◆ Goal ◆
Look for "maintenance" in each line of the entries, and return the matching lines.

Saved entries

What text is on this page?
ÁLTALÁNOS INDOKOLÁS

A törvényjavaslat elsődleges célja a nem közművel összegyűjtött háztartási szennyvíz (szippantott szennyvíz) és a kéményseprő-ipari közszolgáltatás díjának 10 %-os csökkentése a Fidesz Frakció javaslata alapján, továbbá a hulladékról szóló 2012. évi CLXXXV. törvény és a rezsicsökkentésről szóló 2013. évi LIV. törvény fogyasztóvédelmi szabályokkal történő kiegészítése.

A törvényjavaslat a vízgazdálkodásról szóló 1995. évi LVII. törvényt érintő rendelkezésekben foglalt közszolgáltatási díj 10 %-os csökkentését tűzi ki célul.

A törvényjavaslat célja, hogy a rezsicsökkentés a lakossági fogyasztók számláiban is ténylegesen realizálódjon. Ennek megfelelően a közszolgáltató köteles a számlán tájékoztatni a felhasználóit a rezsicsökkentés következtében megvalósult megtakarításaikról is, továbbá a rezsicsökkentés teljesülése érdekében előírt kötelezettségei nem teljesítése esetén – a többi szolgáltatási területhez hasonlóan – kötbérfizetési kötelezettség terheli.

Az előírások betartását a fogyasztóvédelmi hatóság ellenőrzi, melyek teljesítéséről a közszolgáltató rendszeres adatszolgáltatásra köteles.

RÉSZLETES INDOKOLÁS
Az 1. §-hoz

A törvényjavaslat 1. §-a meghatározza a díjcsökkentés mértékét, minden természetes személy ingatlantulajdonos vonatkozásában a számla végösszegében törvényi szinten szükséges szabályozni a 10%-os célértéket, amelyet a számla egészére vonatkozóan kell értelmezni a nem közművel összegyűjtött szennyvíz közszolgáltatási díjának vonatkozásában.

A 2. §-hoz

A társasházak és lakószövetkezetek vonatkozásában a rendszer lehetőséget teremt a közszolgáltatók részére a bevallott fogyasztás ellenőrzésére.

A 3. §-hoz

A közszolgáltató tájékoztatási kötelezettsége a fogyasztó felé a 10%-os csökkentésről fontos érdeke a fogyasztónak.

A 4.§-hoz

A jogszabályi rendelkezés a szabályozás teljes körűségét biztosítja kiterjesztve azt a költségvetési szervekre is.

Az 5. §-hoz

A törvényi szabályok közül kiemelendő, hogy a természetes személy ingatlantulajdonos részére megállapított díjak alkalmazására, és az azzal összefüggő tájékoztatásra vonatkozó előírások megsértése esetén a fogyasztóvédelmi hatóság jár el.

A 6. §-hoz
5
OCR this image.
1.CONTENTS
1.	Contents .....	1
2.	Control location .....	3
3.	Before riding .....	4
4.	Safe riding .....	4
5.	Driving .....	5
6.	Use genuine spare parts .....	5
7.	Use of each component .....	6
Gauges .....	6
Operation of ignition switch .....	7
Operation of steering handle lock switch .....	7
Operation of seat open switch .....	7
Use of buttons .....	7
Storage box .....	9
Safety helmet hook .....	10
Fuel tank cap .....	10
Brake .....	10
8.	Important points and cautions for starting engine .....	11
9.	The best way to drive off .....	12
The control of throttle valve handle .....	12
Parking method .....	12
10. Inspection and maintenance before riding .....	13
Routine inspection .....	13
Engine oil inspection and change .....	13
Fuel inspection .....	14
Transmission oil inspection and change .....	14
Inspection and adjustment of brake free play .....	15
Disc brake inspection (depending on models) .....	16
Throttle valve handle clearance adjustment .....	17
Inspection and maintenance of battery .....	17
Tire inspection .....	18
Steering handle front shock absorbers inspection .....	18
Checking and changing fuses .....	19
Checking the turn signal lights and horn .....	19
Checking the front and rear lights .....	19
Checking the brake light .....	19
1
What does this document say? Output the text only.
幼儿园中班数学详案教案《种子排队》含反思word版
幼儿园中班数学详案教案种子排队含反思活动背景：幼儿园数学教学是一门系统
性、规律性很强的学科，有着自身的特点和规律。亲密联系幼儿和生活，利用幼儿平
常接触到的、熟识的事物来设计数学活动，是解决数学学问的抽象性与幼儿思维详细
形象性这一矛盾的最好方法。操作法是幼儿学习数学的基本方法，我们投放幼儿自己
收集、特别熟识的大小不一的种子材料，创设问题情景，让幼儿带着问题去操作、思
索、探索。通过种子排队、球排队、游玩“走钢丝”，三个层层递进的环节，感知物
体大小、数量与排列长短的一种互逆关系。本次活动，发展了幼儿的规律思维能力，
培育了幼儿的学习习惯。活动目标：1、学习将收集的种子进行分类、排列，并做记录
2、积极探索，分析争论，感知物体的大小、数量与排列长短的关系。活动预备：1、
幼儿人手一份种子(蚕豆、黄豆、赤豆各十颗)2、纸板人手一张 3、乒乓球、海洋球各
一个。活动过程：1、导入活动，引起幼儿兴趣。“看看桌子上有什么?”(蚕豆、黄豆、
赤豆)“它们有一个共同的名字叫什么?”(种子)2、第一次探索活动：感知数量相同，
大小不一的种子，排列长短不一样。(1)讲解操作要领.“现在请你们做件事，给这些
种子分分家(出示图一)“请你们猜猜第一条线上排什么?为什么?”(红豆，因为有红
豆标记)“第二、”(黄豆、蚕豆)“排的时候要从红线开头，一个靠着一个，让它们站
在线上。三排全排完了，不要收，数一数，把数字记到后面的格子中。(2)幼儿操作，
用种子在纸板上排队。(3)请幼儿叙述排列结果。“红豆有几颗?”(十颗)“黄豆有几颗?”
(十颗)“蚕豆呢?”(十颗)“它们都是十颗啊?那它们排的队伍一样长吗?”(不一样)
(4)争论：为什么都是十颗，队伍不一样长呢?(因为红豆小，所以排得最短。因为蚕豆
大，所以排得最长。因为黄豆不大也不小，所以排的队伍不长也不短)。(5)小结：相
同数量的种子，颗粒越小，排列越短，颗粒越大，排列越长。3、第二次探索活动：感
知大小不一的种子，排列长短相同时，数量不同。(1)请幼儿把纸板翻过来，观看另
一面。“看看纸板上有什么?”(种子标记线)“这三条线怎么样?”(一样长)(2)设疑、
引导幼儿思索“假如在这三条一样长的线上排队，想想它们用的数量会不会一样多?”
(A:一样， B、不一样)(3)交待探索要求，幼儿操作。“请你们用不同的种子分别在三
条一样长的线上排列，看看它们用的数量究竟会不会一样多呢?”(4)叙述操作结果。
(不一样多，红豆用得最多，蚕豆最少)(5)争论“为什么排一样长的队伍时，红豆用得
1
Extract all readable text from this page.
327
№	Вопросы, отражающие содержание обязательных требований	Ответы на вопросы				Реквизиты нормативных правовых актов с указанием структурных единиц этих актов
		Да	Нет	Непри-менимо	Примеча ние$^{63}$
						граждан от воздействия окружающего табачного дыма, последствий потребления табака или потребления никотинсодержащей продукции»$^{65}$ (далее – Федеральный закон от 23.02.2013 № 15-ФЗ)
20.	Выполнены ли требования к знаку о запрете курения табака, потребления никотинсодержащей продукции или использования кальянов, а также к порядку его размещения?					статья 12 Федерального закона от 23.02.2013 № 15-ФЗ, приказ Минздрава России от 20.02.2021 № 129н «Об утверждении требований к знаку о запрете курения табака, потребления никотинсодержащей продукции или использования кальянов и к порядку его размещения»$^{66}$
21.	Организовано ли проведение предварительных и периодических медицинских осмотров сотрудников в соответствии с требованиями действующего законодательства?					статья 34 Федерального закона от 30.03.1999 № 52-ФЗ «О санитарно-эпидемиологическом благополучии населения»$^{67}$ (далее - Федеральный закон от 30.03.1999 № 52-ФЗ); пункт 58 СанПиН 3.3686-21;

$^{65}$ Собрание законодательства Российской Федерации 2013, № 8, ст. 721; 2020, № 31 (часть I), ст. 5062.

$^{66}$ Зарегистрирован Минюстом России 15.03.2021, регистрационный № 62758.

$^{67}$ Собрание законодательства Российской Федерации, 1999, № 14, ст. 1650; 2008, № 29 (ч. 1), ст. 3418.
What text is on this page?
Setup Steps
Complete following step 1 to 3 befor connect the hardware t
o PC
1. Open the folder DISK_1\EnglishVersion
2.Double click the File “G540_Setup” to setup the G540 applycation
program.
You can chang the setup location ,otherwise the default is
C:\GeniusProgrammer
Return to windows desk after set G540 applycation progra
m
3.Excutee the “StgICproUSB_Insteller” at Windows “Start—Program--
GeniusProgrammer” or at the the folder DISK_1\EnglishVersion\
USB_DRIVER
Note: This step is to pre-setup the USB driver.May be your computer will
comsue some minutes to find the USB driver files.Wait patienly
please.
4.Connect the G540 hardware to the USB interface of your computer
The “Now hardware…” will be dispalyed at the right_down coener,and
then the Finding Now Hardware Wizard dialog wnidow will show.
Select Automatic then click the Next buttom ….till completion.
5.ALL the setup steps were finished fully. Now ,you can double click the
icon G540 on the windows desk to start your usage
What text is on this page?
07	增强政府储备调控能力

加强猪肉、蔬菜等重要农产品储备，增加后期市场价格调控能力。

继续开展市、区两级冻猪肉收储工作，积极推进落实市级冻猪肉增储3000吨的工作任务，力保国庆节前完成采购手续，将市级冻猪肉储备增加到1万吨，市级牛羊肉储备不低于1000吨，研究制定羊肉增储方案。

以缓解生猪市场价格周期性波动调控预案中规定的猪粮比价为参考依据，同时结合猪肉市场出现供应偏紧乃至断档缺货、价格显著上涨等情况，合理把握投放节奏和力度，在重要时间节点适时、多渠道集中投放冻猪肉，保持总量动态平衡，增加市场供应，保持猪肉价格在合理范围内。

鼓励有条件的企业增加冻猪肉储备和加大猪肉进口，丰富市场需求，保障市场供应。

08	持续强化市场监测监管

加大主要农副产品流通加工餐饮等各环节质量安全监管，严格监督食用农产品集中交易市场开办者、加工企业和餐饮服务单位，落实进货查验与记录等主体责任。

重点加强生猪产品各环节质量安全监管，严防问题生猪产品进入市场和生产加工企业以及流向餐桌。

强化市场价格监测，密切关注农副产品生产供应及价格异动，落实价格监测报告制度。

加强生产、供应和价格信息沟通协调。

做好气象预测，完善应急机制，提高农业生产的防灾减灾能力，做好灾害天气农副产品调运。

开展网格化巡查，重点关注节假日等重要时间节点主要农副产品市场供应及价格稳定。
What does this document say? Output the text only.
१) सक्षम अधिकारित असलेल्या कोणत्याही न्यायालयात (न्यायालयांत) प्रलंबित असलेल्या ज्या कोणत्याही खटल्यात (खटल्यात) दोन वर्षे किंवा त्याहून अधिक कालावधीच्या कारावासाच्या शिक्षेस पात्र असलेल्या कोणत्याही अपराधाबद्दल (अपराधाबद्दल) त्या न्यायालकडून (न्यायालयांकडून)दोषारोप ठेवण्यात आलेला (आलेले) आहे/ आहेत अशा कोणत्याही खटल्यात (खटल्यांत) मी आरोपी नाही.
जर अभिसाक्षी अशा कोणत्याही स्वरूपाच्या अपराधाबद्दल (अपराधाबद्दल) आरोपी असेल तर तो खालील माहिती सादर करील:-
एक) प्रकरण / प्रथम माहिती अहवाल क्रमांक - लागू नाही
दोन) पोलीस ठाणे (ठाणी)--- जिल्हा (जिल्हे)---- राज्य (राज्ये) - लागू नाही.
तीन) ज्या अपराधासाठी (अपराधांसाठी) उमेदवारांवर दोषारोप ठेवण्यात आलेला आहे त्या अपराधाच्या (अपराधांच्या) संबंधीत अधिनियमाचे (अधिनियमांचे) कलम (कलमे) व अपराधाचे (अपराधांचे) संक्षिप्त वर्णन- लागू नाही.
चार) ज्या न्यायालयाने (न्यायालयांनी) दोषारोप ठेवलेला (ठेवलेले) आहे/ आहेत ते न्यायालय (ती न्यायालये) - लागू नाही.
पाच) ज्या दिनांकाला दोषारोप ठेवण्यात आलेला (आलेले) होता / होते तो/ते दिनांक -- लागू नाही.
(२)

◆ Written response ◆
10. Inspection and maintenance before riding .....	13
Inspection and maintenance of battery .....	17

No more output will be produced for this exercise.